--- BEGIN PROVIDED RECORDS ---

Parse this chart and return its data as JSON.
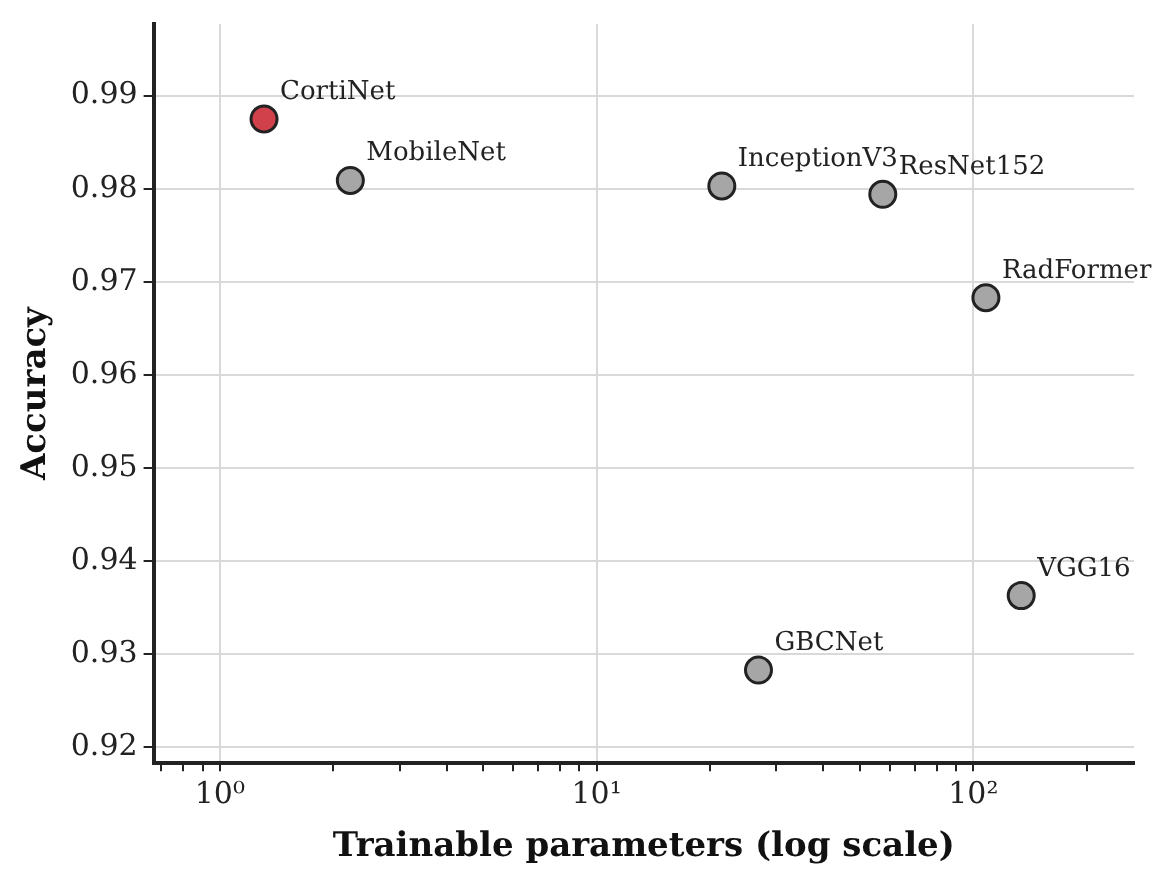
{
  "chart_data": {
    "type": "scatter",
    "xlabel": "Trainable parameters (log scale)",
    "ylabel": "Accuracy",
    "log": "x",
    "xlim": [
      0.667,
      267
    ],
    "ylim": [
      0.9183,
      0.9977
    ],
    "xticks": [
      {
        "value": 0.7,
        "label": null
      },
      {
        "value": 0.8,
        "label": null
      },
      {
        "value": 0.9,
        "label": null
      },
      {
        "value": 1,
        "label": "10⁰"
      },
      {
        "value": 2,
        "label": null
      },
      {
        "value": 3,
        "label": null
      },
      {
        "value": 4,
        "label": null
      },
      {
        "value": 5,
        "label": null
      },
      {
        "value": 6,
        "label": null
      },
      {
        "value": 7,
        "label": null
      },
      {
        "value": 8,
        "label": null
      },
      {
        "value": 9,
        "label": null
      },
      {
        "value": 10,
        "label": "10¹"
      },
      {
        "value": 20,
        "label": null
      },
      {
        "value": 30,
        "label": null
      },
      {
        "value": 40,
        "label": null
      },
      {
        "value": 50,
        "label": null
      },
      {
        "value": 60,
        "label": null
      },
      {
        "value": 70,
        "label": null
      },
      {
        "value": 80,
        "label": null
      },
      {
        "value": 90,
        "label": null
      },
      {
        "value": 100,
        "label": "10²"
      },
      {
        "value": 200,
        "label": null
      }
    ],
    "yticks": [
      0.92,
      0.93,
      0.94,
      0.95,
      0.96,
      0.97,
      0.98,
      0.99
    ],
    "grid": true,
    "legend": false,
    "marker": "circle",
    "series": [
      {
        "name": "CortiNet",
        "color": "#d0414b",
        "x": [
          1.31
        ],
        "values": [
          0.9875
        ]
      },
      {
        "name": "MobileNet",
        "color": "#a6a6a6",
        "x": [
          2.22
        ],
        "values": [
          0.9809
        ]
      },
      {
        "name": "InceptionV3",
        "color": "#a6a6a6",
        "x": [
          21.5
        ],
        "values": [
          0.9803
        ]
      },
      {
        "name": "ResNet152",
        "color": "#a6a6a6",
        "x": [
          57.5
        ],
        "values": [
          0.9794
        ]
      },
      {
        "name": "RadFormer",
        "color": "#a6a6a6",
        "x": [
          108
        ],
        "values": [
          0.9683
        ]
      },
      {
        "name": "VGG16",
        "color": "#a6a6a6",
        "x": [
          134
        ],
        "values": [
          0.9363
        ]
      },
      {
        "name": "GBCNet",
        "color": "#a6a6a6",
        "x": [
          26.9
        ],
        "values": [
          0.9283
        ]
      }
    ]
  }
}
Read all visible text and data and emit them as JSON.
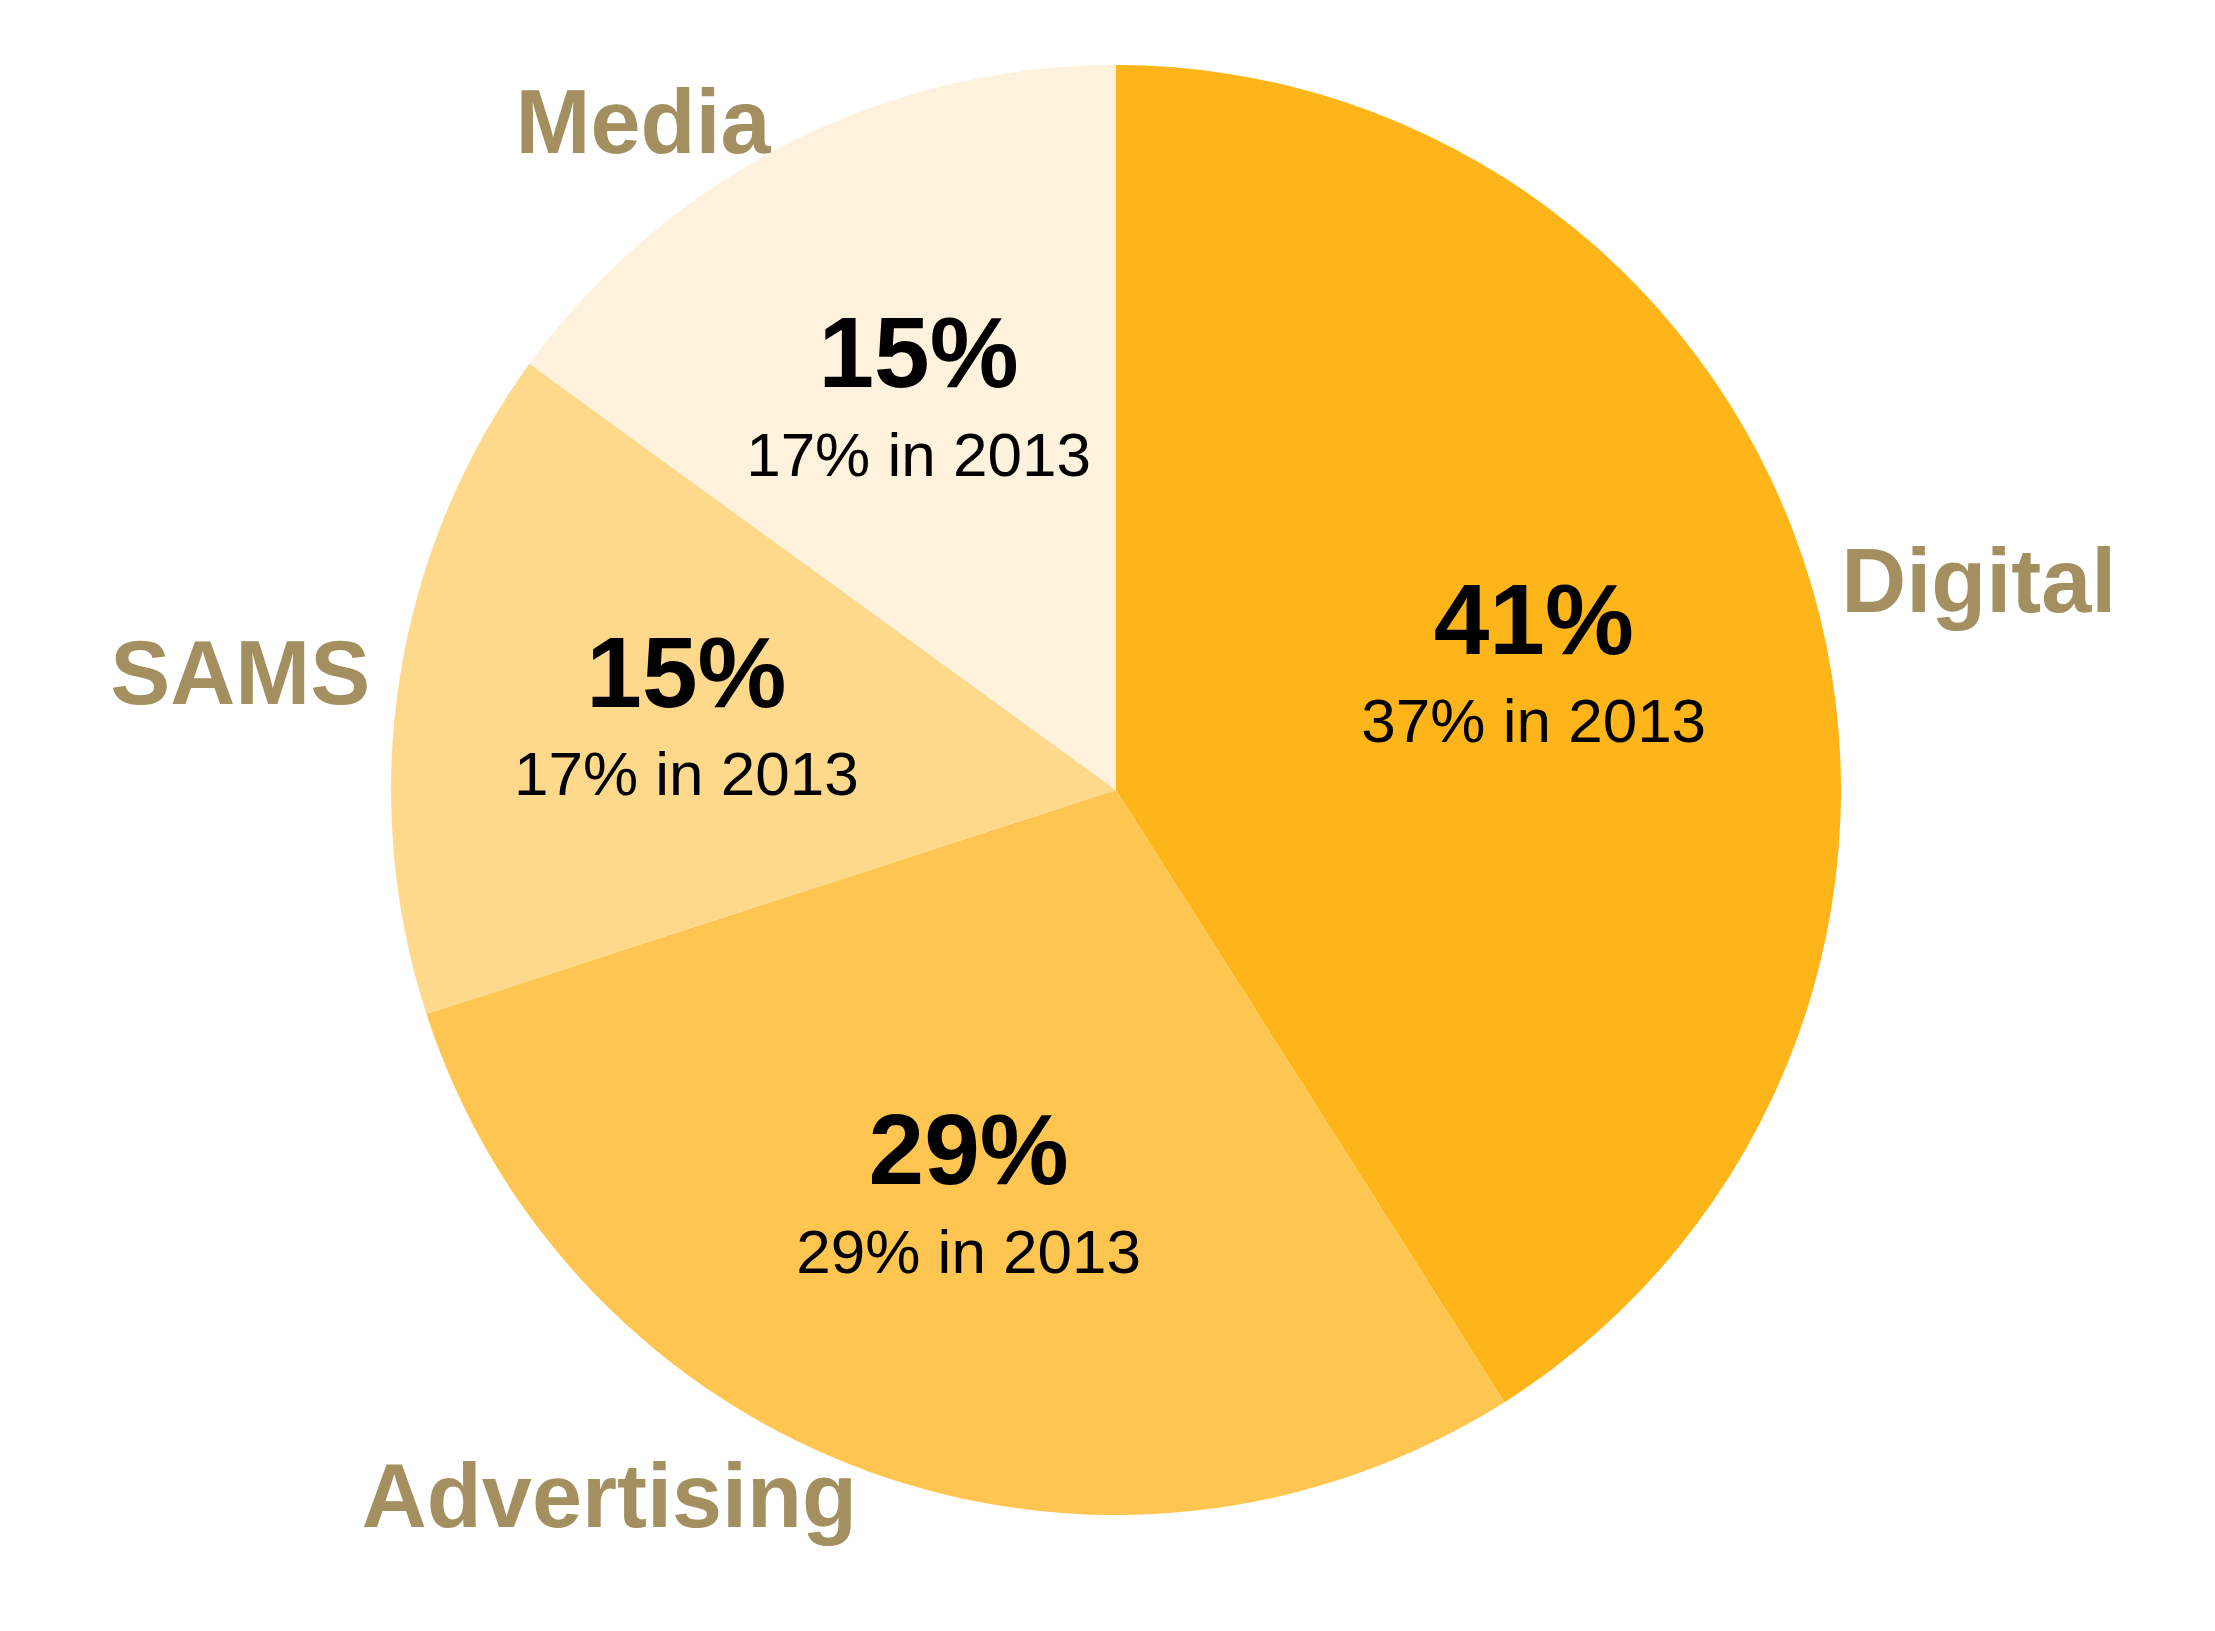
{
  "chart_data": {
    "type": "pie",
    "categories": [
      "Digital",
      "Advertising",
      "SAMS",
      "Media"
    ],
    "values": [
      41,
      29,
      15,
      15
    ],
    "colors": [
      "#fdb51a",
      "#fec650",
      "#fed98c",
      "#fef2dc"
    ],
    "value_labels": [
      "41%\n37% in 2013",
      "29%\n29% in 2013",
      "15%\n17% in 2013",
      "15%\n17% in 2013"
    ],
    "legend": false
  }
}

--- END PROVIDED RECORDS ---
--- BEGIN PROVIDED RECORDS ---

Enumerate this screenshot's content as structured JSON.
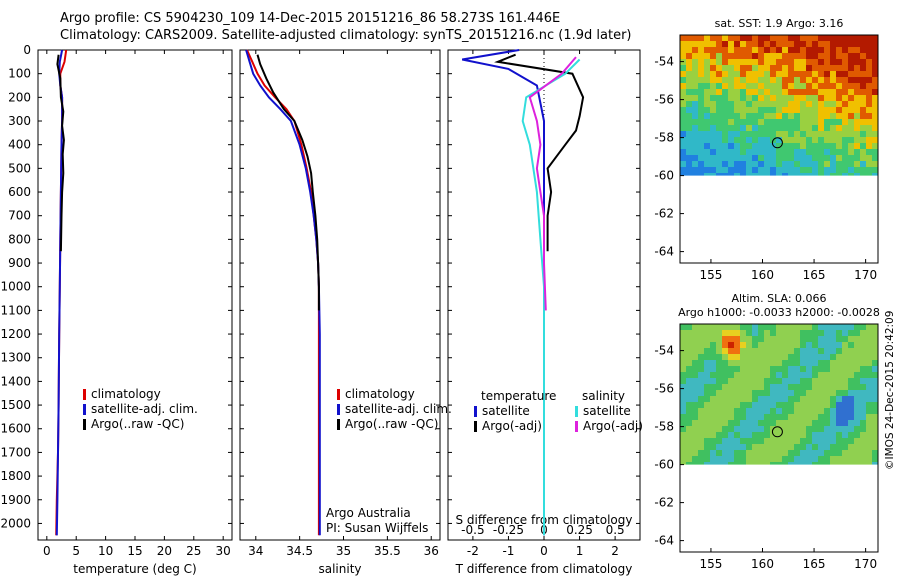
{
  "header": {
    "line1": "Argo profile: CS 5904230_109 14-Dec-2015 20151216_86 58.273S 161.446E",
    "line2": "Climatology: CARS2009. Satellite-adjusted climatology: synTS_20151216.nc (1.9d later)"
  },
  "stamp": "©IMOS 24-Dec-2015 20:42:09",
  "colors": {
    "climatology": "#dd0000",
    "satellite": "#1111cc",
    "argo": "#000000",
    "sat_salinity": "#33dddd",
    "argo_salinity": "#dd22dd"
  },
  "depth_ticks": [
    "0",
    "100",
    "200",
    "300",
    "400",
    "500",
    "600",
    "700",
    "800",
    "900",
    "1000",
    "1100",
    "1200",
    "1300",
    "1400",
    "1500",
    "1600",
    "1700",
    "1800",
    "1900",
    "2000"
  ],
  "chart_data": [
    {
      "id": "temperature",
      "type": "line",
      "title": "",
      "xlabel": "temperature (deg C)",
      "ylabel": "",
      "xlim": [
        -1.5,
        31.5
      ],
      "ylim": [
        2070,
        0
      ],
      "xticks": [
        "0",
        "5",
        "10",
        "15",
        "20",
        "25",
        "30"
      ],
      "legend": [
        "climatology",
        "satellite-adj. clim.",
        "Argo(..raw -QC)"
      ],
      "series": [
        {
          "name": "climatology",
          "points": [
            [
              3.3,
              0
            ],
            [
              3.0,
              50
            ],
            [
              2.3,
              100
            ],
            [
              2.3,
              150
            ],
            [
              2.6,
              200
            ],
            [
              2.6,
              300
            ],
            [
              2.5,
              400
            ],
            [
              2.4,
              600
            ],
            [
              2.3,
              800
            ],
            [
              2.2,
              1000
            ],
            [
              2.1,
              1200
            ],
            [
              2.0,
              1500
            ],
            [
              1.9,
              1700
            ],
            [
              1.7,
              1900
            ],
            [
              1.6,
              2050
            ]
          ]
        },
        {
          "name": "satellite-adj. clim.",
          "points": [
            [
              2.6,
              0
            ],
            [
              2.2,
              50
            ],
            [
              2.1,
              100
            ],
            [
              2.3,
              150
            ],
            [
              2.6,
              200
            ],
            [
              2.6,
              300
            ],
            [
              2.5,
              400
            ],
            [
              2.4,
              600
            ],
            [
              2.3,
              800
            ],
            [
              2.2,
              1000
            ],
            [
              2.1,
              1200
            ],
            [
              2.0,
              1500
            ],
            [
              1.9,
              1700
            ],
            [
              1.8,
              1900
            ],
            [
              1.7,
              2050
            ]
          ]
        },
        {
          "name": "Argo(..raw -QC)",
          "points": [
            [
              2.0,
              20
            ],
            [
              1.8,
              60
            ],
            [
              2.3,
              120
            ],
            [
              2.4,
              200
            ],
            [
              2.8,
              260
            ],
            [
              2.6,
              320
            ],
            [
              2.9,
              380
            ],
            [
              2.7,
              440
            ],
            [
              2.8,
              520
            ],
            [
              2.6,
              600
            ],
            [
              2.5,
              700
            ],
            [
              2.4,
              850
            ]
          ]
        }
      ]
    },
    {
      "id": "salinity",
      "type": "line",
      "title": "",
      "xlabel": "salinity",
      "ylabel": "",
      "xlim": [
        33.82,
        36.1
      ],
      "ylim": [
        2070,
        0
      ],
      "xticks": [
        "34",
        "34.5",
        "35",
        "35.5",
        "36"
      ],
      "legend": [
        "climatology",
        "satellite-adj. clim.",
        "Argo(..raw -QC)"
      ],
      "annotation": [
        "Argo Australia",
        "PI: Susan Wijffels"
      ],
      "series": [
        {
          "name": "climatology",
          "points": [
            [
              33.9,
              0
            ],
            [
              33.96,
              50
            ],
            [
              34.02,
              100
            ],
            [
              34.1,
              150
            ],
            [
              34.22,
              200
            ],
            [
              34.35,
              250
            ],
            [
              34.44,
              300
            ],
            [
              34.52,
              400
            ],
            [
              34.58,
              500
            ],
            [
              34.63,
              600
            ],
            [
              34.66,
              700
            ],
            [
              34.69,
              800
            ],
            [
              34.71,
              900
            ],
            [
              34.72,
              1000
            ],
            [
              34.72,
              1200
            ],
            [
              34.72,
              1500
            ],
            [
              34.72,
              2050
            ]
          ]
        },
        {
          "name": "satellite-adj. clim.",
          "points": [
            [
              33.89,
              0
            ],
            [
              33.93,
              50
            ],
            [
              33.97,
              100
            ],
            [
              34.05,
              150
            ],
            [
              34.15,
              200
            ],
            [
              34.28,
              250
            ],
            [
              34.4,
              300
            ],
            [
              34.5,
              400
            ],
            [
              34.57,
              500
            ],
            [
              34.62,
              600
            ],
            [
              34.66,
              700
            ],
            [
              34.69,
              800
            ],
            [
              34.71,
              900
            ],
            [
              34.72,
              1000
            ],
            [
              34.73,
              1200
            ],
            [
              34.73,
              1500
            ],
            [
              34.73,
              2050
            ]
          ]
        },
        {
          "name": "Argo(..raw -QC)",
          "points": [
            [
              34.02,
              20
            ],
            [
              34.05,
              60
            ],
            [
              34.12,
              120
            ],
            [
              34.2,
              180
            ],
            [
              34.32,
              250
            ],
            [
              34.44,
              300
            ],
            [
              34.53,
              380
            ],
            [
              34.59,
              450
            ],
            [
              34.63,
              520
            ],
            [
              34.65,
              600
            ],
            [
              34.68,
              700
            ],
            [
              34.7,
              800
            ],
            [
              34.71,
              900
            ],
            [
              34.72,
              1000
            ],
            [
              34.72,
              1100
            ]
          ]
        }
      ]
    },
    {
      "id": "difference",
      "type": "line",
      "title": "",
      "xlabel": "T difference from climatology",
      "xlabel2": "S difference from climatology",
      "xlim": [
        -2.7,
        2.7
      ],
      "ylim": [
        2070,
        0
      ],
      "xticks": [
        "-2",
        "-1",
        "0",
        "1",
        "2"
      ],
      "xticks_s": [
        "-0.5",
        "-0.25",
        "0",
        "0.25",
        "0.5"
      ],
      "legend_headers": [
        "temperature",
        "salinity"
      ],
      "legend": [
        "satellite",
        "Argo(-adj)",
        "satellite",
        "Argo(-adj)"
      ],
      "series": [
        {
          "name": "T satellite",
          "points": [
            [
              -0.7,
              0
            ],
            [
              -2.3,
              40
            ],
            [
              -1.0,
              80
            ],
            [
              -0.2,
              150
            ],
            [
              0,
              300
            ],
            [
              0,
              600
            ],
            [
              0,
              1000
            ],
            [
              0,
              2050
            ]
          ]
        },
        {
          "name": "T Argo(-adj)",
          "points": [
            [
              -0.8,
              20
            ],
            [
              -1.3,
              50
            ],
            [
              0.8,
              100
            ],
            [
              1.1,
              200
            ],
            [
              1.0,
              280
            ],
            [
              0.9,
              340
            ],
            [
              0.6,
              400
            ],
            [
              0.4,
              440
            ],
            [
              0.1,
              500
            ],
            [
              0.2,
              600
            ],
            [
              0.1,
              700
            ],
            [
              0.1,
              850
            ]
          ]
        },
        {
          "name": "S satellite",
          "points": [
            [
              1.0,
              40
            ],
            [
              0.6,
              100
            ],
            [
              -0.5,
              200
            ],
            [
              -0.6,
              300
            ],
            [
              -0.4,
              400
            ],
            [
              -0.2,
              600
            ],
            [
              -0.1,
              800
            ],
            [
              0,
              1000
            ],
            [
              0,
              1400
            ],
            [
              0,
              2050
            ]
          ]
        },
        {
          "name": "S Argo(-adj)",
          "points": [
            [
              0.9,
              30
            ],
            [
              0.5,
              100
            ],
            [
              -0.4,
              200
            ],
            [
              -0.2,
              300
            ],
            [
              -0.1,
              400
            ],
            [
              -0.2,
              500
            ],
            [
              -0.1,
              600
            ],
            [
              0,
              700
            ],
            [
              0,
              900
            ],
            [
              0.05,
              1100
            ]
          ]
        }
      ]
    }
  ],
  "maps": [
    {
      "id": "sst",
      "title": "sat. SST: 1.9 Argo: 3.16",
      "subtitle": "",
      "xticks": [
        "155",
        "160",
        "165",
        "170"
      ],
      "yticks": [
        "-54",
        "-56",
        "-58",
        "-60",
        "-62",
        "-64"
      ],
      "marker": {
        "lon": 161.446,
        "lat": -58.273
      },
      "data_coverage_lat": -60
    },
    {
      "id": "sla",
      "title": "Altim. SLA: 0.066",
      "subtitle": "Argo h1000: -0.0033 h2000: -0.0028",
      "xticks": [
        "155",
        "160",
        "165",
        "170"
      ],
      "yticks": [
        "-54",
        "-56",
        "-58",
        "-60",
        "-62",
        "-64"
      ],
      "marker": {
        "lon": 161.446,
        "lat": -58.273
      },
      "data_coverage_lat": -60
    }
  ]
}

--- END PROVIDED RECORDS ---

**DIRECTIONS**
Copy each line of the records containing the string "temperature".

**ANSWER TO THE PROBLEM**
      "id": "temperature",
      "xlabel": "temperature (deg C)",
        "temperature",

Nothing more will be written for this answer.